» Directions for this task
All of the lines below are to be transcribed faithfully, with pictures excluded from the copy.

» Input data
-- begin --
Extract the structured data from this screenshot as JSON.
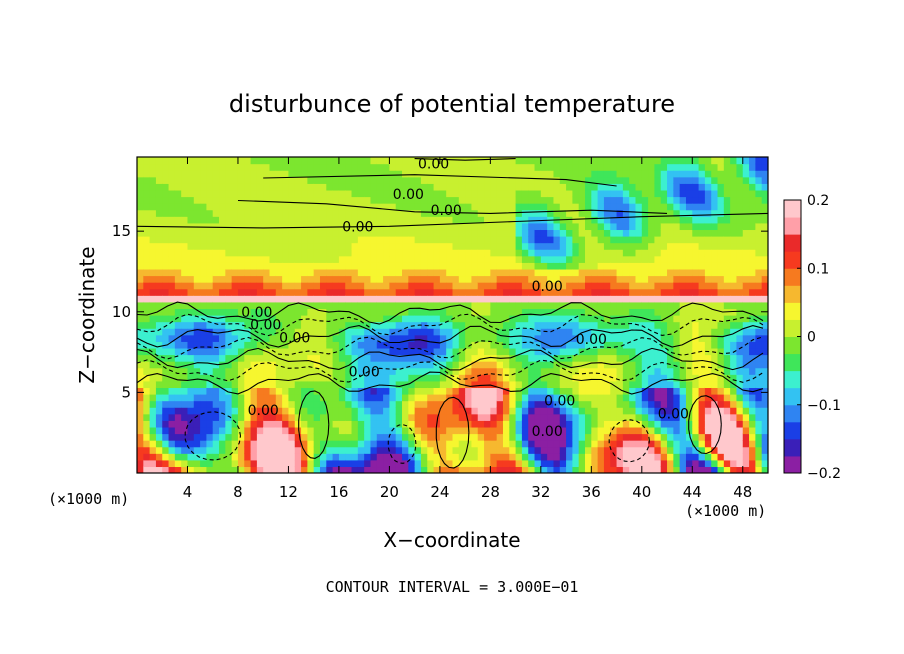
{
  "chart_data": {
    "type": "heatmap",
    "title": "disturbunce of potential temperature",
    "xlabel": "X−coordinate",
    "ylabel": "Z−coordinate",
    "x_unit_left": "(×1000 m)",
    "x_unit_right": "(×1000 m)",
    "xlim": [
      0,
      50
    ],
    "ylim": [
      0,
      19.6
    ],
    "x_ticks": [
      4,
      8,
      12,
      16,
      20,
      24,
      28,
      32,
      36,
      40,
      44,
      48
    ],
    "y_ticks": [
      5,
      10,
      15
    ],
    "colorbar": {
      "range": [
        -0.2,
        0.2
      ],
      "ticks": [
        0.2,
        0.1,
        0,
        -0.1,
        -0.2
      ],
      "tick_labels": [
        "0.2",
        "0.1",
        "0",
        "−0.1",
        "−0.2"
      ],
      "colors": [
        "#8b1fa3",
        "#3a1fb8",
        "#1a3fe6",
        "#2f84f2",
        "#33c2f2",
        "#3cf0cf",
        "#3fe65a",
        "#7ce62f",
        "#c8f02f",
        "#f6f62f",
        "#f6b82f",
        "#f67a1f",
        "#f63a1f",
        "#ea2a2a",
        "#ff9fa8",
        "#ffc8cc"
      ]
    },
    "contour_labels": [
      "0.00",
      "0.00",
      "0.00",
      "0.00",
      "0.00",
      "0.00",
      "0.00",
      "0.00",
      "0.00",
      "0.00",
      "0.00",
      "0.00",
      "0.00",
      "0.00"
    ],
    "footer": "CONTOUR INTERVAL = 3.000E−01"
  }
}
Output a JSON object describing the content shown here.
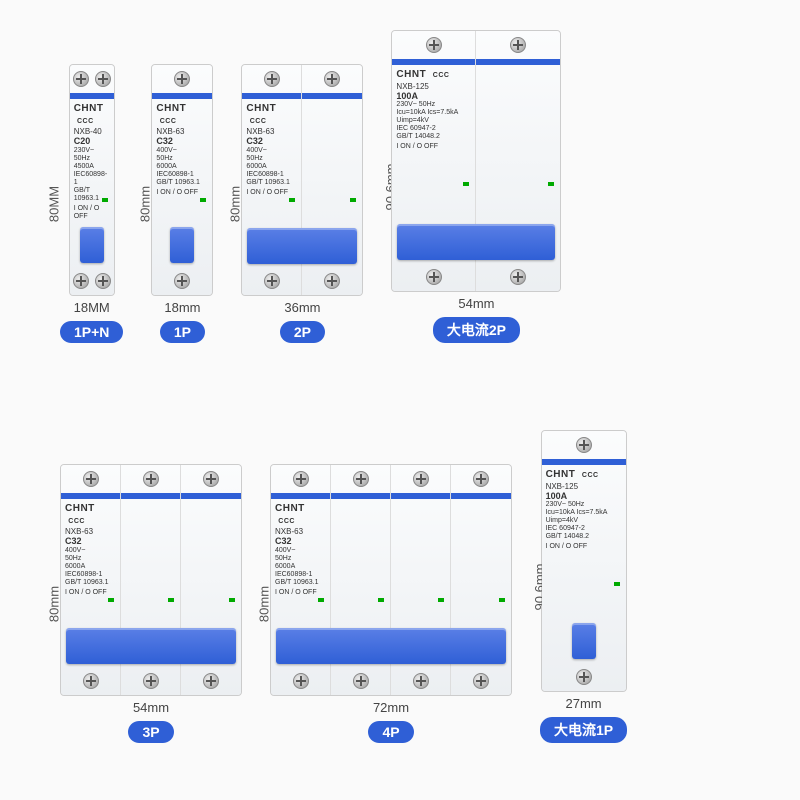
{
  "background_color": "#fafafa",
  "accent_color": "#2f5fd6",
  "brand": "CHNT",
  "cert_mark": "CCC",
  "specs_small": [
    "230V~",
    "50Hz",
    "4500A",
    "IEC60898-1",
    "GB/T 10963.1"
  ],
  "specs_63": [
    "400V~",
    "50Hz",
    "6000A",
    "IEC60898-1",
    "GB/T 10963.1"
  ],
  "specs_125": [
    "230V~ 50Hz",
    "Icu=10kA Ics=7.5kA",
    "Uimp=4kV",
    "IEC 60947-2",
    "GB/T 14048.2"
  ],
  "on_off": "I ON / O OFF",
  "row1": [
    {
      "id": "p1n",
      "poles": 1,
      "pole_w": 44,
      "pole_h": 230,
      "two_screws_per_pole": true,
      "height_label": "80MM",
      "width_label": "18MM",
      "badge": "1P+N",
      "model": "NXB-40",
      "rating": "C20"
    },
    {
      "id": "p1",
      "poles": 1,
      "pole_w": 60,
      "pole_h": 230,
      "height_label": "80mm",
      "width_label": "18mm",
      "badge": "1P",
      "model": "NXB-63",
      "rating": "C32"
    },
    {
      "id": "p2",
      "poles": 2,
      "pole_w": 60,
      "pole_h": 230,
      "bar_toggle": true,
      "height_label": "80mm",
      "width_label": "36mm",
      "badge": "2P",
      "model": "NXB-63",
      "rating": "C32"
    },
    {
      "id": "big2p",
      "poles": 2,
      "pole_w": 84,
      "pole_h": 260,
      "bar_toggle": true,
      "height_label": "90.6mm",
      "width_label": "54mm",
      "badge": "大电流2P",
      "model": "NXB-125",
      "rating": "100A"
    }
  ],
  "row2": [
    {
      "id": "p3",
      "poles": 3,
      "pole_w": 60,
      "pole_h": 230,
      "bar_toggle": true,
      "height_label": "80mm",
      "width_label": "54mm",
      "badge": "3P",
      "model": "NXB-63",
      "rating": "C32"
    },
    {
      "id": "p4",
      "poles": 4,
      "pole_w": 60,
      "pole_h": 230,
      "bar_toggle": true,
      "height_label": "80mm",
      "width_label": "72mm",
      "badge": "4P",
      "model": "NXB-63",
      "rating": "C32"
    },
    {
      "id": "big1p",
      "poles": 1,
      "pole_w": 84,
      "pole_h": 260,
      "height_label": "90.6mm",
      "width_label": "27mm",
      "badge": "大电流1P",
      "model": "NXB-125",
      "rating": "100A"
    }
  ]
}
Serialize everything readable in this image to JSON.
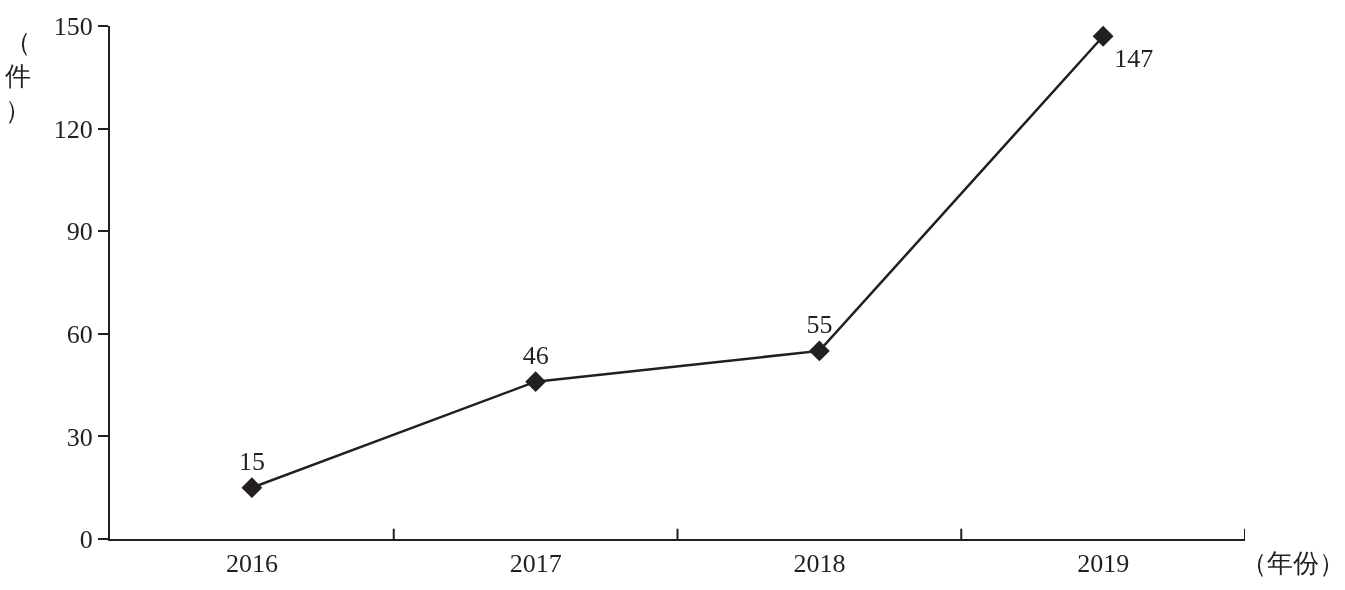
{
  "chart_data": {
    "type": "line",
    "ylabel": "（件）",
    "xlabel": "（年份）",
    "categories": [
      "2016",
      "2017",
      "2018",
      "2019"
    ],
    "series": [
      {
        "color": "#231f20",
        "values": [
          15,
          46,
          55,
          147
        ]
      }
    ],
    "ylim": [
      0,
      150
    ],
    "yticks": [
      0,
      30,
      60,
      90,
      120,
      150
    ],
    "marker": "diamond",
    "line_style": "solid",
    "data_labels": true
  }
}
-- end --
» Complete output
Extract the structured data from this screenshot as JSON.
{
  "chart_data": {
    "type": "heatmap",
    "title": "disturbunce of potential temperature",
    "xlabel": "X−coordinate",
    "ylabel": "Z−coordinate",
    "x_unit_left": "(×1000 m)",
    "x_unit_right": "(×1000 m)",
    "xlim": [
      0,
      50
    ],
    "ylim": [
      0,
      19.6
    ],
    "x_ticks": [
      4,
      8,
      12,
      16,
      20,
      24,
      28,
      32,
      36,
      40,
      44,
      48
    ],
    "y_ticks": [
      5,
      10,
      15
    ],
    "colorbar": {
      "range": [
        -0.2,
        0.2
      ],
      "ticks": [
        0.2,
        0.1,
        0,
        -0.1,
        -0.2
      ],
      "tick_labels": [
        "0.2",
        "0.1",
        "0",
        "−0.1",
        "−0.2"
      ],
      "colors": [
        "#8b1fa3",
        "#3a1fb8",
        "#1a3fe6",
        "#2f84f2",
        "#33c2f2",
        "#3cf0cf",
        "#3fe65a",
        "#7ce62f",
        "#c8f02f",
        "#f6f62f",
        "#f6b82f",
        "#f67a1f",
        "#f63a1f",
        "#ea2a2a",
        "#ff9fa8",
        "#ffc8cc"
      ]
    },
    "contour_labels": [
      "0.00",
      "0.00",
      "0.00",
      "0.00",
      "0.00",
      "0.00",
      "0.00",
      "0.00",
      "0.00",
      "0.00",
      "0.00",
      "0.00",
      "0.00",
      "0.00"
    ],
    "footer": "CONTOUR INTERVAL = 3.000E−01"
  }
}
Output a JSON object describing the content shown here.
{
  "background_color": "#fafafa",
  "accent_color": "#2f5fd6",
  "brand": "CHNT",
  "cert_mark": "CCC",
  "specs_small": [
    "230V~",
    "50Hz",
    "4500A",
    "IEC60898-1",
    "GB/T 10963.1"
  ],
  "specs_63": [
    "400V~",
    "50Hz",
    "6000A",
    "IEC60898-1",
    "GB/T 10963.1"
  ],
  "specs_125": [
    "230V~ 50Hz",
    "Icu=10kA Ics=7.5kA",
    "Uimp=4kV",
    "IEC 60947-2",
    "GB/T 14048.2"
  ],
  "on_off": "I ON / O OFF",
  "row1": [
    {
      "id": "p1n",
      "poles": 1,
      "pole_w": 44,
      "pole_h": 230,
      "two_screws_per_pole": true,
      "height_label": "80MM",
      "width_label": "18MM",
      "badge": "1P+N",
      "model": "NXB-40",
      "rating": "C20"
    },
    {
      "id": "p1",
      "poles": 1,
      "pole_w": 60,
      "pole_h": 230,
      "height_label": "80mm",
      "width_label": "18mm",
      "badge": "1P",
      "model": "NXB-63",
      "rating": "C32"
    },
    {
      "id": "p2",
      "poles": 2,
      "pole_w": 60,
      "pole_h": 230,
      "bar_toggle": true,
      "height_label": "80mm",
      "width_label": "36mm",
      "badge": "2P",
      "model": "NXB-63",
      "rating": "C32"
    },
    {
      "id": "big2p",
      "poles": 2,
      "pole_w": 84,
      "pole_h": 260,
      "bar_toggle": true,
      "height_label": "90.6mm",
      "width_label": "54mm",
      "badge": "大电流2P",
      "model": "NXB-125",
      "rating": "100A"
    }
  ],
  "row2": [
    {
      "id": "p3",
      "poles": 3,
      "pole_w": 60,
      "pole_h": 230,
      "bar_toggle": true,
      "height_label": "80mm",
      "width_label": "54mm",
      "badge": "3P",
      "model": "NXB-63",
      "rating": "C32"
    },
    {
      "id": "p4",
      "poles": 4,
      "pole_w": 60,
      "pole_h": 230,
      "bar_toggle": true,
      "height_label": "80mm",
      "width_label": "72mm",
      "badge": "4P",
      "model": "NXB-63",
      "rating": "C32"
    },
    {
      "id": "big1p",
      "poles": 1,
      "pole_w": 84,
      "pole_h": 260,
      "height_label": "90.6mm",
      "width_label": "27mm",
      "badge": "大电流1P",
      "model": "NXB-125",
      "rating": "100A"
    }
  ]
}
Serialize everything readable in this image to JSON.
{
  "chart_data": {
    "type": "line",
    "ylabel": "（件）",
    "xlabel": "（年份）",
    "categories": [
      "2016",
      "2017",
      "2018",
      "2019"
    ],
    "series": [
      {
        "color": "#231f20",
        "values": [
          15,
          46,
          55,
          147
        ]
      }
    ],
    "ylim": [
      0,
      150
    ],
    "yticks": [
      0,
      30,
      60,
      90,
      120,
      150
    ],
    "marker": "diamond",
    "line_style": "solid",
    "data_labels": true
  }
}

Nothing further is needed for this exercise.